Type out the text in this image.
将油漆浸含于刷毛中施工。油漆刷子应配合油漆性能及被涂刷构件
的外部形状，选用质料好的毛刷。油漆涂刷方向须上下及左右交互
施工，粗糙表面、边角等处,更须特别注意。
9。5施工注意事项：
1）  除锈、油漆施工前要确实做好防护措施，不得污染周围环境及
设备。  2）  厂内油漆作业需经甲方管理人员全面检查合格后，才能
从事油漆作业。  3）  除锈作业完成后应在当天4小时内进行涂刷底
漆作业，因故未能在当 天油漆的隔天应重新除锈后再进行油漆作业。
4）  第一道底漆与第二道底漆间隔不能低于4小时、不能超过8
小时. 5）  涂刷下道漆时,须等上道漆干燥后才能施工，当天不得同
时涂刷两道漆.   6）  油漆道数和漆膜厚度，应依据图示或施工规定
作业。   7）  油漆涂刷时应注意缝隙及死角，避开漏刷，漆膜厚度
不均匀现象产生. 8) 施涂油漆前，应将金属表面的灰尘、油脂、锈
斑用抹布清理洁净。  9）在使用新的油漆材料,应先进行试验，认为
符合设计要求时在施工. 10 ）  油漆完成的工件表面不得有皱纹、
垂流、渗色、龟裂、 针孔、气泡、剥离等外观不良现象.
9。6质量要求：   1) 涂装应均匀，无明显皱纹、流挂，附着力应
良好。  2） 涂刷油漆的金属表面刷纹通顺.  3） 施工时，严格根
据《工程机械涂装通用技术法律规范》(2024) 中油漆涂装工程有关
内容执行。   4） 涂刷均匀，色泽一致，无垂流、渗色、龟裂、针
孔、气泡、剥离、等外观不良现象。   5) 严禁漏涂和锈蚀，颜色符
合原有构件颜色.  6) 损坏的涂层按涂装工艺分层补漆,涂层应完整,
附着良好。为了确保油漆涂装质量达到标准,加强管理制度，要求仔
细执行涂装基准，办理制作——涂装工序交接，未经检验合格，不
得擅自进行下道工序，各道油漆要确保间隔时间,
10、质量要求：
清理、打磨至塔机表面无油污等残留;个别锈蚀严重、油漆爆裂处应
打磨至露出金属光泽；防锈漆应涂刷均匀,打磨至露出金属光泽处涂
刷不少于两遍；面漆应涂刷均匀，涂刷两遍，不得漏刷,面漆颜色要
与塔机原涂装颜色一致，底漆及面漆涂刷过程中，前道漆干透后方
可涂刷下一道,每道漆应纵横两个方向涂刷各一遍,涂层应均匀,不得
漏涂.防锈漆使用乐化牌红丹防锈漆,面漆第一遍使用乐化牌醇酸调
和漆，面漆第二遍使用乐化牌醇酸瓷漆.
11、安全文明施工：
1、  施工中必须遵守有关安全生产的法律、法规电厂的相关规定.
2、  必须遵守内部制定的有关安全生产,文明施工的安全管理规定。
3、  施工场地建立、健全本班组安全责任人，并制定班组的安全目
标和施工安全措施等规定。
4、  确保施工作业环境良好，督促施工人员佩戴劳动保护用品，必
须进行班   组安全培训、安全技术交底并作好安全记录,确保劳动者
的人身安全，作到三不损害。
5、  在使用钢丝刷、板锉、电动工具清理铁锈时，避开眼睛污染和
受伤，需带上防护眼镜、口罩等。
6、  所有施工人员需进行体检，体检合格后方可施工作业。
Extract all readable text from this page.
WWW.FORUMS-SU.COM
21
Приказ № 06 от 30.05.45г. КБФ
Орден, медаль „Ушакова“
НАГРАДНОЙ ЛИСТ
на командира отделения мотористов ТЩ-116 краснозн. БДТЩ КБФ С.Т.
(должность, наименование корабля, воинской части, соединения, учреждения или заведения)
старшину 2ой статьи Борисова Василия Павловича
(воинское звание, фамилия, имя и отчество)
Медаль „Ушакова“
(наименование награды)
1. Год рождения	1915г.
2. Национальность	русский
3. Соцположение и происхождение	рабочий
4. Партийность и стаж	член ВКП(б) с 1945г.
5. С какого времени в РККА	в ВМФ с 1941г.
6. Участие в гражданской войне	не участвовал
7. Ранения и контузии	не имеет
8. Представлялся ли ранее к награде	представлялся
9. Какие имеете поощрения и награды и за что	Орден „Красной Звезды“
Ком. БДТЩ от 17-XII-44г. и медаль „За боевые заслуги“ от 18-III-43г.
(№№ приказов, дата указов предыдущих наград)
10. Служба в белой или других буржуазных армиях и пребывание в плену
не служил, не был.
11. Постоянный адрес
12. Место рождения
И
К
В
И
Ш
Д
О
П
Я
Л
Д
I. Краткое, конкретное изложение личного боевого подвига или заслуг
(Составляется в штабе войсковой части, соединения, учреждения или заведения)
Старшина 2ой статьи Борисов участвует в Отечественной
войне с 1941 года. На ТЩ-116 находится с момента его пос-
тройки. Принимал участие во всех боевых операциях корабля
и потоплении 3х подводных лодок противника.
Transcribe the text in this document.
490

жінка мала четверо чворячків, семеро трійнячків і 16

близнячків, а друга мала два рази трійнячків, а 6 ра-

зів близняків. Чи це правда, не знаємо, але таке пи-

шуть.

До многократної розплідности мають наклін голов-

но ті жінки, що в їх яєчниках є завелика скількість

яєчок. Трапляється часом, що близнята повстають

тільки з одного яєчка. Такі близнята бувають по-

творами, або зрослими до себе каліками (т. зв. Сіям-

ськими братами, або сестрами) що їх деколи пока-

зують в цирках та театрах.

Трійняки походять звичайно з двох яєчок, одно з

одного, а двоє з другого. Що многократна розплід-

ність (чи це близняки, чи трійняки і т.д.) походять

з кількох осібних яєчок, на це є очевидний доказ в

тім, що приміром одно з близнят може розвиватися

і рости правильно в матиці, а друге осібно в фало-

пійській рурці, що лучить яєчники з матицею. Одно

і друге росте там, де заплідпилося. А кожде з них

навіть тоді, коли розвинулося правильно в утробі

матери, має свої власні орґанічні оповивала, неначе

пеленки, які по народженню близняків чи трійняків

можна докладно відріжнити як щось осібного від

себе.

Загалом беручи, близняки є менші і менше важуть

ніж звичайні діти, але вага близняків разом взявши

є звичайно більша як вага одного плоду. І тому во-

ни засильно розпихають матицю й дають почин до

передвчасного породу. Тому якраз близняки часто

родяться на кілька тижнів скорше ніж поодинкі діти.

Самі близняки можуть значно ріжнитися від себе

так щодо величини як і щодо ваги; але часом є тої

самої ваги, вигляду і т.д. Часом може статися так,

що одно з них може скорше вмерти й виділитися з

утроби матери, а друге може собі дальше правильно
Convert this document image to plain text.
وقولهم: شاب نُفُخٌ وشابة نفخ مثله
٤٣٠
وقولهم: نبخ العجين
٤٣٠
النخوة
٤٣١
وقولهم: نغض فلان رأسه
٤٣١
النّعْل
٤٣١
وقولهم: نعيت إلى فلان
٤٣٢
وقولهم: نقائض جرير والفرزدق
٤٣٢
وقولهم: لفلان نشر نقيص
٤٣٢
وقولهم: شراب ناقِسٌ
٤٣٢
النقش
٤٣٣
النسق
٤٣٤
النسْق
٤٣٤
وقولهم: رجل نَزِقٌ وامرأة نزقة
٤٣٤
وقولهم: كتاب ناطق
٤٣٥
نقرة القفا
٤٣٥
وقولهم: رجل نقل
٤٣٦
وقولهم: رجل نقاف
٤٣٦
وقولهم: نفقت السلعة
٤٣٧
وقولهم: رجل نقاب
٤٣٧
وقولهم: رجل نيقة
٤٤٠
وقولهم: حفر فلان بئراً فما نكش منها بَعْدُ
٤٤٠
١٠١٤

═══

Your task is to retype all of the records exactly.

Type out the text in this image.
将油漆浸含于刷毛中施工。油漆刷子应配合油漆性能及被涂刷构件
的外部形状，选用质料好的毛刷。油漆涂刷方向须上下及左右交互
施工，粗糙表面、边角等处,更须特别注意。
9。5施工注意事项：
1）  除锈、油漆施工前要确实做好防护措施，不得污染周围环境及
设备。  2）  厂内油漆作业需经甲方管理人员全面检查合格后，才能
从事油漆作业。  3）  除锈作业完成后应在当天4小时内进行涂刷底
漆作业，因故未能在当 天油漆的隔天应重新除锈后再进行油漆作业。
4）  第一道底漆与第二道底漆间隔不能低于4小时、不能超过8
小时. 5）  涂刷下道漆时,须等上道漆干燥后才能施工，当天不得同
时涂刷两道漆.   6）  油漆道数和漆膜厚度，应依据图示或施工规定
作业。   7）  油漆涂刷时应注意缝隙及死角，避开漏刷，漆膜厚度
不均匀现象产生. 8) 施涂油漆前，应将金属表面的灰尘、油脂、锈
斑用抹布清理洁净。  9）在使用新的油漆材料,应先进行试验，认为
符合设计要求时在施工. 10 ）  油漆完成的工件表面不得有皱纹、
垂流、渗色、龟裂、 针孔、气泡、剥离等外观不良现象.
9。6质量要求：   1) 涂装应均匀，无明显皱纹、流挂，附着力应
良好。  2） 涂刷油漆的金属表面刷纹通顺.  3） 施工时，严格根
据《工程机械涂装通用技术法律规范》(2024) 中油漆涂装工程有关
内容执行。   4） 涂刷均匀，色泽一致，无垂流、渗色、龟裂、针
孔、气泡、剥离、等外观不良现象。   5) 严禁漏涂和锈蚀，颜色符
合原有构件颜色.  6) 损坏的涂层按涂装工艺分层补漆,涂层应完整,
附着良好。为了确保油漆涂装质量达到标准,加强管理制度，要求仔
细执行涂装基准，办理制作——涂装工序交接，未经检验合格，不
得擅自进行下道工序，各道油漆要确保间隔时间,
10、质量要求：
清理、打磨至塔机表面无油污等残留;个别锈蚀严重、油漆爆裂处应
打磨至露出金属光泽；防锈漆应涂刷均匀,打磨至露出金属光泽处涂
刷不少于两遍；面漆应涂刷均匀，涂刷两遍，不得漏刷,面漆颜色要
与塔机原涂装颜色一致，底漆及面漆涂刷过程中，前道漆干透后方
可涂刷下一道,每道漆应纵横两个方向涂刷各一遍,涂层应均匀,不得
漏涂.防锈漆使用乐化牌红丹防锈漆,面漆第一遍使用乐化牌醇酸调
和漆，面漆第二遍使用乐化牌醇酸瓷漆.
11、安全文明施工：
1、  施工中必须遵守有关安全生产的法律、法规电厂的相关规定.
2、  必须遵守内部制定的有关安全生产,文明施工的安全管理规定。
3、  施工场地建立、健全本班组安全责任人，并制定班组的安全目
标和施工安全措施等规定。
4、  确保施工作业环境良好，督促施工人员佩戴劳动保护用品，必
须进行班   组安全培训、安全技术交底并作好安全记录,确保劳动者
的人身安全，作到三不损害。
5、  在使用钢丝刷、板锉、电动工具清理铁锈时，避开眼睛污染和
受伤，需带上防护眼镜、口罩等。
6、  所有施工人员需进行体检，体检合格后方可施工作业。
Extract all readable text from this page.
WWW.FORUMS-SU.COM
21
Приказ № 06 от 30.05.45г. КБФ
Орден, медаль „Ушакова“
НАГРАДНОЙ ЛИСТ
на командира отделения мотористов ТЩ-116 краснозн. БДТЩ КБФ С.Т.
(должность, наименование корабля, воинской части, соединения, учреждения или заведения)
старшину 2ой статьи Борисова Василия Павловича
(воинское звание, фамилия, имя и отчество)
Медаль „Ушакова“
(наименование награды)
1. Год рождения	1915г.
2. Национальность	русский
3. Соцположение и происхождение	рабочий
4. Партийность и стаж	член ВКП(б) с 1945г.
5. С какого времени в РККА	в ВМФ с 1941г.
6. Участие в гражданской войне	не участвовал
7. Ранения и контузии	не имеет
8. Представлялся ли ранее к награде	представлялся
9. Какие имеете поощрения и награды и за что	Орден „Красной Звезды“
Ком. БДТЩ от 17-XII-44г. и медаль „За боевые заслуги“ от 18-III-43г.
(№№ приказов, дата указов предыдущих наград)
10. Служба в белой или других буржуазных армиях и пребывание в плену
не служил, не был.
11. Постоянный адрес
12. Место рождения
И
К
В
И
Ш
Д
О
П
Я
Л
Д
I. Краткое, конкретное изложение личного боевого подвига или заслуг
(Составляется в штабе войсковой части, соединения, учреждения или заведения)
Старшина 2ой статьи Борисов участвует в Отечественной
войне с 1941 года. На ТЩ-116 находится с момента его пос-
тройки. Принимал участие во всех боевых операциях корабля
и потоплении 3х подводных лодок противника.
Transcribe the text in this document.
490

жінка мала четверо чворячків, семеро трійнячків і 16

близнячків, а друга мала два рази трійнячків, а 6 ра-

зів близняків. Чи це правда, не знаємо, але таке пи-

шуть.

До многократної розплідности мають наклін голов-

но ті жінки, що в їх яєчниках є завелика скількість

яєчок. Трапляється часом, що близнята повстають

тільки з одного яєчка. Такі близнята бувають по-

творами, або зрослими до себе каліками (т. зв. Сіям-

ськими братами, або сестрами) що їх деколи пока-

зують в цирках та театрах.

Трійняки походять звичайно з двох яєчок, одно з

одного, а двоє з другого. Що многократна розплід-

ність (чи це близняки, чи трійняки і т.д.) походять

з кількох осібних яєчок, на це є очевидний доказ в

тім, що приміром одно з близнят може розвиватися

і рости правильно в матиці, а друге осібно в фало-

пійській рурці, що лучить яєчники з матицею. Одно

і друге росте там, де заплідпилося. А кожде з них

навіть тоді, коли розвинулося правильно в утробі

матери, має свої власні орґанічні оповивала, неначе

пеленки, які по народженню близняків чи трійняків

можна докладно відріжнити як щось осібного від

себе.

Загалом беручи, близняки є менші і менше важуть

ніж звичайні діти, але вага близняків разом взявши

є звичайно більша як вага одного плоду. І тому во-

ни засильно розпихають матицю й дають почин до

передвчасного породу. Тому якраз близняки часто

родяться на кілька тижнів скорше ніж поодинкі діти.

Самі близняки можуть значно ріжнитися від себе

так щодо величини як і щодо ваги; але часом є тої

самої ваги, вигляду і т.д. Часом може статися так,

що одно з них може скорше вмерти й виділитися з

утроби матери, а друге може собі дальше правильно
Convert this document image to plain text.
وقولهم: شاب نُفُخٌ وشابة نفخ مثله
٤٣٠
وقولهم: نبخ العجين
٤٣٠
النخوة
٤٣١
وقولهم: نغض فلان رأسه
٤٣١
النّعْل
٤٣١
وقولهم: نعيت إلى فلان
٤٣٢
وقولهم: نقائض جرير والفرزدق
٤٣٢
وقولهم: لفلان نشر نقيص
٤٣٢
وقولهم: شراب ناقِسٌ
٤٣٢
النقش
٤٣٣
النسق
٤٣٤
النسْق
٤٣٤
وقولهم: رجل نَزِقٌ وامرأة نزقة
٤٣٤
وقولهم: كتاب ناطق
٤٣٥
نقرة القفا
٤٣٥
وقولهم: رجل نقل
٤٣٦
وقولهم: رجل نقاف
٤٣٦
وقولهم: نفقت السلعة
٤٣٧
وقولهم: رجل نقاب
٤٣٧
وقولهم: رجل نيقة
٤٤٠
وقولهم: حفر فلان بئراً فما نكش منها بَعْدُ
٤٤٠
١٠١٤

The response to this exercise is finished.